» Directive: Find how many lines hold the word "that". Give only the number.
____
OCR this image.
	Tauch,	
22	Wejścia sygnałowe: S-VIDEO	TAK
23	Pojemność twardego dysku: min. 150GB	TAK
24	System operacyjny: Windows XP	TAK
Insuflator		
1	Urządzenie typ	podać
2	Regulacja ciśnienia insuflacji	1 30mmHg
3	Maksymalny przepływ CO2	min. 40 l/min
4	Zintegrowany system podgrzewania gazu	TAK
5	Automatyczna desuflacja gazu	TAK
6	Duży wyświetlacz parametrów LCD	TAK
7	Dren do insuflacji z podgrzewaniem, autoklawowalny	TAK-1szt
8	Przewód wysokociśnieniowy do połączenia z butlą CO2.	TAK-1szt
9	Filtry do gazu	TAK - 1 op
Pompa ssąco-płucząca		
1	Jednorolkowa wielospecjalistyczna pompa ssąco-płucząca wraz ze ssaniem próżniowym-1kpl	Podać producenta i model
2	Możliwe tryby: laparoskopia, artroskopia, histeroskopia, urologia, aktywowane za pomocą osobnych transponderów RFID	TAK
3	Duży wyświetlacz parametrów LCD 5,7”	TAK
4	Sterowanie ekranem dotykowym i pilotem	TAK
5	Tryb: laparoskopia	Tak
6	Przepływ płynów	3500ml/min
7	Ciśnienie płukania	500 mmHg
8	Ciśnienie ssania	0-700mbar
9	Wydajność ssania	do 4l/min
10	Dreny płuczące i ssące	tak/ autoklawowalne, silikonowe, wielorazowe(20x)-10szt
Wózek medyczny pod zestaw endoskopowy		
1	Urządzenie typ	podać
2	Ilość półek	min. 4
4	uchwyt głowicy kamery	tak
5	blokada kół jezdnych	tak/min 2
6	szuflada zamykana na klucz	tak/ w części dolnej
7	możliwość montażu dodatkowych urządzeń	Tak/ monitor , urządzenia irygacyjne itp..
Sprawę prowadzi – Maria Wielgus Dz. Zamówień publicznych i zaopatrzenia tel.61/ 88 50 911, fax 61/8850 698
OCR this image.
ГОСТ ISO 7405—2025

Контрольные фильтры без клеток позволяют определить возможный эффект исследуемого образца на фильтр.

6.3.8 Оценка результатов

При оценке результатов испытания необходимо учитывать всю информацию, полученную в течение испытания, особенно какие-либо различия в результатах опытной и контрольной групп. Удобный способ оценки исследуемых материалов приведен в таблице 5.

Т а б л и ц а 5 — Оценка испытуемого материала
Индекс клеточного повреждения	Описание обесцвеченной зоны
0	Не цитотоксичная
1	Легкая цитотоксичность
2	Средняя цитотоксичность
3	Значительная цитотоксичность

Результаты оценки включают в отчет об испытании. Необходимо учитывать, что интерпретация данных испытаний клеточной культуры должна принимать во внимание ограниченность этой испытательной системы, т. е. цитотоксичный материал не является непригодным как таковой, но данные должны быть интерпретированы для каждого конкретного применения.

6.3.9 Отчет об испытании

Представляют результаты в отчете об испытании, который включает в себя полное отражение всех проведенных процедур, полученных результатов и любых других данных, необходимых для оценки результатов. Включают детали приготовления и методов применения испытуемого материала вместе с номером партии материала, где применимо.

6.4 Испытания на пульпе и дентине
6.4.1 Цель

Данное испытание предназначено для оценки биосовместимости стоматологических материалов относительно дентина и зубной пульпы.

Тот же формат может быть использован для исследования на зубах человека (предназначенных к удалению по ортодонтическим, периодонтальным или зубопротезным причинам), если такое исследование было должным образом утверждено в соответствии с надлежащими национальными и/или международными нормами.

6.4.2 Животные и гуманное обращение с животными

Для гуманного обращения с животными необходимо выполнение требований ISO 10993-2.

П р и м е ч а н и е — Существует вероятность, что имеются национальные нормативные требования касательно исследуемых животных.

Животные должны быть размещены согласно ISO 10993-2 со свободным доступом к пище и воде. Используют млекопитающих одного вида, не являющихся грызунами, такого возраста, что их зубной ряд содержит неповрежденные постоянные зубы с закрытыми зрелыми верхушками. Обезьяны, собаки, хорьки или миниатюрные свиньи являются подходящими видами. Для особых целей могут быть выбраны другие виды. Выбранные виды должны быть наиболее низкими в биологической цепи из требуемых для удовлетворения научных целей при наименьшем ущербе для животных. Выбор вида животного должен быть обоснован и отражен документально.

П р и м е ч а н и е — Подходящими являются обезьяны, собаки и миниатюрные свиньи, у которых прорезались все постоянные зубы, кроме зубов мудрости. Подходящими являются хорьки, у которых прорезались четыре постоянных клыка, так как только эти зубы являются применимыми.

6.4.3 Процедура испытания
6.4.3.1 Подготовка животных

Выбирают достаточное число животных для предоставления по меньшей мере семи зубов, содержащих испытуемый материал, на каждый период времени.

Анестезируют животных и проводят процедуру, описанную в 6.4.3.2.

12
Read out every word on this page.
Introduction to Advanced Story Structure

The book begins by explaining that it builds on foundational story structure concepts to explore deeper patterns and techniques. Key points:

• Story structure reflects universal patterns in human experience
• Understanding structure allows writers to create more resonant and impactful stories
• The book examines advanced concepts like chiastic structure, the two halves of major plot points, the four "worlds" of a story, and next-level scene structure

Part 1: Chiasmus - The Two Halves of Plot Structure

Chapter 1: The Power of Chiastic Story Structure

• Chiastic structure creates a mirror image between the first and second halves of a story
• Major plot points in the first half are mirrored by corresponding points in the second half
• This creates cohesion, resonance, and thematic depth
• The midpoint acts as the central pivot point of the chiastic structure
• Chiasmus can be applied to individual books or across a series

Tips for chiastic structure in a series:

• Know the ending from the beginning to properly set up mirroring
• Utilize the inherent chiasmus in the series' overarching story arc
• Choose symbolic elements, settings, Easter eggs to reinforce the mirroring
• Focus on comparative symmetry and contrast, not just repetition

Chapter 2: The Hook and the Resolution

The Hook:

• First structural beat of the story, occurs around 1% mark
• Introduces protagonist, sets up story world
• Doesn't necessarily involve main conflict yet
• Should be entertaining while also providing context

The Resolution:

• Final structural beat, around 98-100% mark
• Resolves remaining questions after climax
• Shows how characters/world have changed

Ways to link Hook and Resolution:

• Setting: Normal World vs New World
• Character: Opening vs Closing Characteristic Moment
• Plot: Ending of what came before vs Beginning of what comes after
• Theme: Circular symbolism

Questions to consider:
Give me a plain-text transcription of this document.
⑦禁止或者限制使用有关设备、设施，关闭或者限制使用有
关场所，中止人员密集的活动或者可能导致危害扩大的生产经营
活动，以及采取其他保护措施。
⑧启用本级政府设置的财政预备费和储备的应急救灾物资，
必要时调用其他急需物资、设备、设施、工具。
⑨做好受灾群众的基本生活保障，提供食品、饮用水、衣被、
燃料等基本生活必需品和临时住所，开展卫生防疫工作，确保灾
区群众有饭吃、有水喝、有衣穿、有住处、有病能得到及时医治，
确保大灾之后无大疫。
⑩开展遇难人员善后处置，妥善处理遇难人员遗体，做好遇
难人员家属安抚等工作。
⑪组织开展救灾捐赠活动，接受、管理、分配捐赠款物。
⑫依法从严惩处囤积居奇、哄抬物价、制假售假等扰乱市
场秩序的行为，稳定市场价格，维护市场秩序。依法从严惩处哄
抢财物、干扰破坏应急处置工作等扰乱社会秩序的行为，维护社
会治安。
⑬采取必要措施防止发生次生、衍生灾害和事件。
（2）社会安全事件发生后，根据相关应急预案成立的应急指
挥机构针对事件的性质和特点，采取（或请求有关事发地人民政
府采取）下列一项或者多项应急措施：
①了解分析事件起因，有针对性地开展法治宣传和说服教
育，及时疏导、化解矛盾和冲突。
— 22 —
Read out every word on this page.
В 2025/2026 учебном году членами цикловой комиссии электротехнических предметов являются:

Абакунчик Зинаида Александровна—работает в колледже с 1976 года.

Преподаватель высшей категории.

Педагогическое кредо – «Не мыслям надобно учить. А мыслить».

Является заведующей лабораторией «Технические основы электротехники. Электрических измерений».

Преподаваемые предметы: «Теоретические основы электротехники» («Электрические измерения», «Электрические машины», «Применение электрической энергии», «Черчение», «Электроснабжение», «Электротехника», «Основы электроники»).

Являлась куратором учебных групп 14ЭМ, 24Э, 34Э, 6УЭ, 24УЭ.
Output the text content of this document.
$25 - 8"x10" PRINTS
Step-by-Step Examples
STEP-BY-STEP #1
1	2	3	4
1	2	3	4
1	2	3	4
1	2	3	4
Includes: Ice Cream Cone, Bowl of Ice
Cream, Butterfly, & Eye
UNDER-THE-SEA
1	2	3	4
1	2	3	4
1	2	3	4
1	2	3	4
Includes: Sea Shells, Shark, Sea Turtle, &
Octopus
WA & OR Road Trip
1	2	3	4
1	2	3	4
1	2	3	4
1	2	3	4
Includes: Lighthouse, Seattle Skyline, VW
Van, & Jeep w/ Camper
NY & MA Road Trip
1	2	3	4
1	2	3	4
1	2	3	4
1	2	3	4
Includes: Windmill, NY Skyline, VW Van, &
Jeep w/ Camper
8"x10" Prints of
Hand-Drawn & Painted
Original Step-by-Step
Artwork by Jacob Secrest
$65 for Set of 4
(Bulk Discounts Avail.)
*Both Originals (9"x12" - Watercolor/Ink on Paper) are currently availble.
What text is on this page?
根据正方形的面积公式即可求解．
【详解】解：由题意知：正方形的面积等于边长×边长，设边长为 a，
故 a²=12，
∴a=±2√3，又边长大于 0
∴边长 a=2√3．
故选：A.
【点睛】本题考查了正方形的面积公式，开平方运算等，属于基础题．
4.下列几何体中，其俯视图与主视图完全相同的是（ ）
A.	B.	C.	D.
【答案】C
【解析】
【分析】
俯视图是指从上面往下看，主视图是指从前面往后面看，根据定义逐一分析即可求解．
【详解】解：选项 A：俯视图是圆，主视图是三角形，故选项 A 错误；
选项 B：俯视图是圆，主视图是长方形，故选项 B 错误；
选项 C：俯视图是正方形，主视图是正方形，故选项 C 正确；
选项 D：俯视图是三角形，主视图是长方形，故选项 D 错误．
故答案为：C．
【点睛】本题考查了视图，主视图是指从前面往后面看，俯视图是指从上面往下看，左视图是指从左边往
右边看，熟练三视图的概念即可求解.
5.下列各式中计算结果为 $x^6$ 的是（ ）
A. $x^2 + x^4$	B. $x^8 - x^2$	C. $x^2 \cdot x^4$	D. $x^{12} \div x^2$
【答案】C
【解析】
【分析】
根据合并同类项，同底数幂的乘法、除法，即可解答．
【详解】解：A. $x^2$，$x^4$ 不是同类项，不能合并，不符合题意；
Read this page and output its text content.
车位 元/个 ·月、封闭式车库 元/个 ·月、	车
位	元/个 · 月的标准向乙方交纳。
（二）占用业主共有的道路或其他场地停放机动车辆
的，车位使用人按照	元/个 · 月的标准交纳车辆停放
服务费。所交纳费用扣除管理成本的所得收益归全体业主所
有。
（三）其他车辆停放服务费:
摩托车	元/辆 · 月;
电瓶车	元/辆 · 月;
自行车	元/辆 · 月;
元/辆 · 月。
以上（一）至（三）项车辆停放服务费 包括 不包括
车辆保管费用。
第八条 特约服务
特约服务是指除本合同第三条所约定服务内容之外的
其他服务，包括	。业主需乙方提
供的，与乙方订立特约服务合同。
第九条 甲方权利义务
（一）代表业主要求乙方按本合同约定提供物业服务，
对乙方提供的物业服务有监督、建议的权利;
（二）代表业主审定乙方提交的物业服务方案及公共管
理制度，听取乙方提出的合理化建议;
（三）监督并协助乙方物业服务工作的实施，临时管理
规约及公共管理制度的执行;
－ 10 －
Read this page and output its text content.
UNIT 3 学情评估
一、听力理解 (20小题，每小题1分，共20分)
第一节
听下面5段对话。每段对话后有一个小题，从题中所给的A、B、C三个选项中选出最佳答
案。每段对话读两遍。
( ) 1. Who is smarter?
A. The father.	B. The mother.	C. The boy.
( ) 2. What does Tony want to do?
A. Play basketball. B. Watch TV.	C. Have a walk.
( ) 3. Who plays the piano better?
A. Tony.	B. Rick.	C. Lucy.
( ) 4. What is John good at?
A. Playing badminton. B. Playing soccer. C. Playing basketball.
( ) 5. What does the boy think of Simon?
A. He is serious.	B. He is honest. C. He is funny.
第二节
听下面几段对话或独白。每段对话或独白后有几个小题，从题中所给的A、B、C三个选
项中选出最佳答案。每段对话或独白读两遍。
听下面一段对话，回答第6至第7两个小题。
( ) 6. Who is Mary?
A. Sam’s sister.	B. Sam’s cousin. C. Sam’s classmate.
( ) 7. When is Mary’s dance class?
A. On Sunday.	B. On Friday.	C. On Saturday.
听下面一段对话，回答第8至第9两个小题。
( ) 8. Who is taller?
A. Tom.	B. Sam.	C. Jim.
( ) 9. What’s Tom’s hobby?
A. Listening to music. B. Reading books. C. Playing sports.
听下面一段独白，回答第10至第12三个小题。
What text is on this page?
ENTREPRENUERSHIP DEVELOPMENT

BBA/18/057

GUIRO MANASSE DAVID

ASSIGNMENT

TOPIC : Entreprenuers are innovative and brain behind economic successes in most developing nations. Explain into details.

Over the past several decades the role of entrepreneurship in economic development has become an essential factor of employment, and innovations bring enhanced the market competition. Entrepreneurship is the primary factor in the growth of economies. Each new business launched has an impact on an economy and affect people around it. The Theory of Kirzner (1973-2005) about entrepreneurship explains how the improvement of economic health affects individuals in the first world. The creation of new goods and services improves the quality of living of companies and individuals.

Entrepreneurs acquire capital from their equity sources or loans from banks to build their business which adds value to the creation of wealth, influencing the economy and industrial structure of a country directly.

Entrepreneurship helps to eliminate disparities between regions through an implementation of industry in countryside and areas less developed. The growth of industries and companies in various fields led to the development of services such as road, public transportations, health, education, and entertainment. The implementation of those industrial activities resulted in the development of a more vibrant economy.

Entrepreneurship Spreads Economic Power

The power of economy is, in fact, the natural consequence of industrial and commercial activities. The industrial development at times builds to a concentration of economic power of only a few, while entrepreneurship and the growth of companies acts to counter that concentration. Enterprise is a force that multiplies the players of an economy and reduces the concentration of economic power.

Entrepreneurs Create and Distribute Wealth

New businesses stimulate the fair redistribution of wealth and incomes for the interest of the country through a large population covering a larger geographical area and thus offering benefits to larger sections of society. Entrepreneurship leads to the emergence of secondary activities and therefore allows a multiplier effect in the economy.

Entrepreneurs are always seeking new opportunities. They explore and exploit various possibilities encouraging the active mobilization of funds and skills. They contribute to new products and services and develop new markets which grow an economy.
____
» Exercise response: 2